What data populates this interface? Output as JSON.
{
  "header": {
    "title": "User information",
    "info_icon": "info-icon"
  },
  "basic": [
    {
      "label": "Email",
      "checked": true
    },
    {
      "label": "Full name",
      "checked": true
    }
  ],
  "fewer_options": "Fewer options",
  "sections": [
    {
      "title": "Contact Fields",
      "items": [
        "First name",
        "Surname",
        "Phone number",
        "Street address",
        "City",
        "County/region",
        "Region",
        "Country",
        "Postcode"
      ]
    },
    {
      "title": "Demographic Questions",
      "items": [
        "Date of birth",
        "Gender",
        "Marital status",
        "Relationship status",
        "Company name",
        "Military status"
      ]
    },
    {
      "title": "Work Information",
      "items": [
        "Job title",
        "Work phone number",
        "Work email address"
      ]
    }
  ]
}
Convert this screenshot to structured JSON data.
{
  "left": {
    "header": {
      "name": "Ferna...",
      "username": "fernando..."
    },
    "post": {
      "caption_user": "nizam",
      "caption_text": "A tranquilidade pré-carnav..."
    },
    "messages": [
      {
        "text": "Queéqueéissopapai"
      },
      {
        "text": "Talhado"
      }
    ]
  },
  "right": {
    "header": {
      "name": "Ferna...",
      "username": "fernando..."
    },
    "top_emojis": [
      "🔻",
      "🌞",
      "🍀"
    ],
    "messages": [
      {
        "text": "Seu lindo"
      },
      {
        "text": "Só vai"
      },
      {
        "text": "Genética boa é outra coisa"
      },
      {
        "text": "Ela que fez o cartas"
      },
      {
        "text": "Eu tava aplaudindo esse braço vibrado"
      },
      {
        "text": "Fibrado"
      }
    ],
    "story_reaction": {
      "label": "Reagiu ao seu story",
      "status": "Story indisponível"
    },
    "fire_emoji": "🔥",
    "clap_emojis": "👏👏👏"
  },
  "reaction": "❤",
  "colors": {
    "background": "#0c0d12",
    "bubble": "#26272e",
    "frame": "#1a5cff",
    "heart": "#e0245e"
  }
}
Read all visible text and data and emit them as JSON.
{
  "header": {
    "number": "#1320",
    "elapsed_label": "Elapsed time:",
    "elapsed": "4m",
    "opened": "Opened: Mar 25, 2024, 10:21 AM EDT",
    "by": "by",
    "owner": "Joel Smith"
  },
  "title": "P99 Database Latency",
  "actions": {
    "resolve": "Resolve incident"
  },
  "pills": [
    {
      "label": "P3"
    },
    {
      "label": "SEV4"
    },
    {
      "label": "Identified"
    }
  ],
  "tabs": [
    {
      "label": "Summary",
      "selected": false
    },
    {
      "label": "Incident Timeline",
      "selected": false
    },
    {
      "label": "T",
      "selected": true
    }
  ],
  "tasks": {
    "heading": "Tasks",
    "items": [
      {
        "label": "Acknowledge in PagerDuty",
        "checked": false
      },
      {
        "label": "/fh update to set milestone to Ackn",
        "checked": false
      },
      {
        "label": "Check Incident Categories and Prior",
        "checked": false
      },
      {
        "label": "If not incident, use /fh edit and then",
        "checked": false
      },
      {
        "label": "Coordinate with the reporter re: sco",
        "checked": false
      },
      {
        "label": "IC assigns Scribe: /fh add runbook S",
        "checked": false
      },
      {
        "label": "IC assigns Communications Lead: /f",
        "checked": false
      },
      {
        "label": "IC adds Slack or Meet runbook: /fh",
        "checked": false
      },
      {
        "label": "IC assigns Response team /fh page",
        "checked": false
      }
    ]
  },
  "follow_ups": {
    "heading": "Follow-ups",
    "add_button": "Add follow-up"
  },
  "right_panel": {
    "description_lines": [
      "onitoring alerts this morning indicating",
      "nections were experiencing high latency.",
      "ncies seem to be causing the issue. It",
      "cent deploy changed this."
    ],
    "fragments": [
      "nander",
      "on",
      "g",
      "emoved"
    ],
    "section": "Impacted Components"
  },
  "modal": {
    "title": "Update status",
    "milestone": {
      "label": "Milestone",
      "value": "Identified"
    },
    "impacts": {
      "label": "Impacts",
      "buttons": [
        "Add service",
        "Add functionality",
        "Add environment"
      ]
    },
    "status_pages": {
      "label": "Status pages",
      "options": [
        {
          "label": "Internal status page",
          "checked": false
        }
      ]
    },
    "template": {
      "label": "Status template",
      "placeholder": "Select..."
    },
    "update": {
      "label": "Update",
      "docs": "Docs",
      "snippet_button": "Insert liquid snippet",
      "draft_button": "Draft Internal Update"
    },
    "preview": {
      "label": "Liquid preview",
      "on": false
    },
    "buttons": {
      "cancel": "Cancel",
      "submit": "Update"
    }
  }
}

====

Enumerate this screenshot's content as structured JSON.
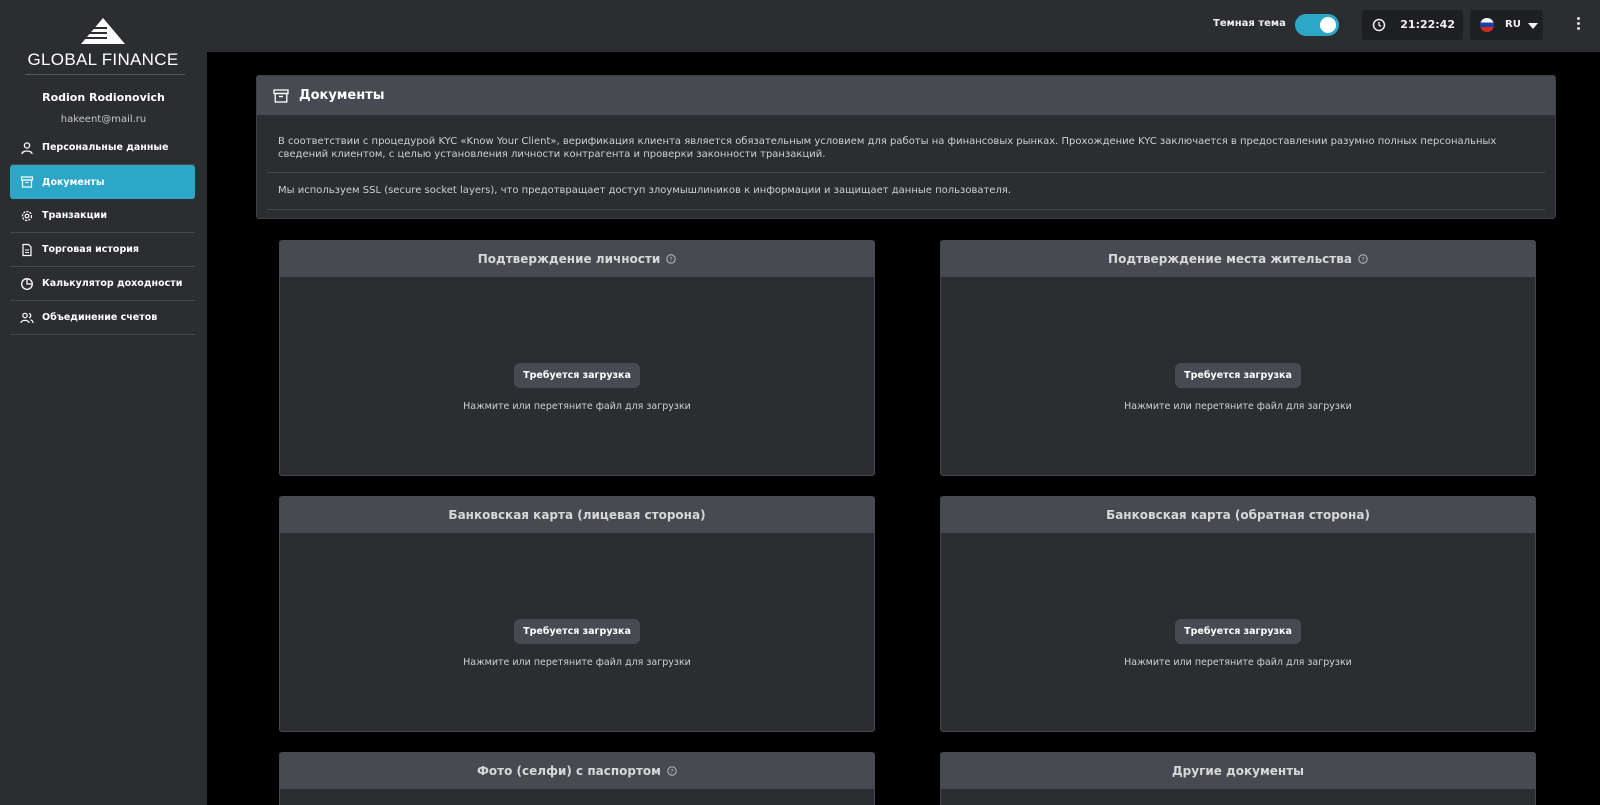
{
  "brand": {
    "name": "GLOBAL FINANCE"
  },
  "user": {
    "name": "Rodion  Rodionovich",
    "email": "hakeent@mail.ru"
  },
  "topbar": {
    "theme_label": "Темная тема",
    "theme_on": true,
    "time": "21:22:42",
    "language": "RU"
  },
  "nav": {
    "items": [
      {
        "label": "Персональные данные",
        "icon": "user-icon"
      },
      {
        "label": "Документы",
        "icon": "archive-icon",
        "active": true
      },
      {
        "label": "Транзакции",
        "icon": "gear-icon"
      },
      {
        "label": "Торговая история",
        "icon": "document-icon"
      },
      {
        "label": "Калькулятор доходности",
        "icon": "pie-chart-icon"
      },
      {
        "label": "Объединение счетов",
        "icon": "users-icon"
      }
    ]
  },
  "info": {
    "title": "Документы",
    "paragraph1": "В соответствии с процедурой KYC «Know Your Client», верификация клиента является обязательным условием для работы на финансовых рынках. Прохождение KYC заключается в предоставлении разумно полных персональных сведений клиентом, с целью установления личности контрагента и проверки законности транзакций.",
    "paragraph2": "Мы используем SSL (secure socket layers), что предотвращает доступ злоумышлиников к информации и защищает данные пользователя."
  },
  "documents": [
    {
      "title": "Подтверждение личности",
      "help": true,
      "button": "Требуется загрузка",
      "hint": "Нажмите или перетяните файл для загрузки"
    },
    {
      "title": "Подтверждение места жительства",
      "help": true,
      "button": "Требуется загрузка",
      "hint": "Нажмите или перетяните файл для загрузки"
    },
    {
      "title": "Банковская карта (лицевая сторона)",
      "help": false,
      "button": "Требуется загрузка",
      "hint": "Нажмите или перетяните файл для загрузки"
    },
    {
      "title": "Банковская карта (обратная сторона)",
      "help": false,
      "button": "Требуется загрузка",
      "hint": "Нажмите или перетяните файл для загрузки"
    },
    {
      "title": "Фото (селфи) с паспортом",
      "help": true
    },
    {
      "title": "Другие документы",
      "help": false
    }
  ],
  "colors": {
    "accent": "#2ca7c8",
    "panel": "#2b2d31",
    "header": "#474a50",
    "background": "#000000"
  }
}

====

Only lines with the word "icon" are wanted, so copy each one from the records.

§ **COMPLETE RESPONSE**
    "info_icon": "info-icon"
        "icon": "user-icon"
        "icon": "archive-icon",
        "icon": "gear-icon"
        "icon": "document-icon"
        "icon": "pie-chart-icon"
        "icon": "users-icon"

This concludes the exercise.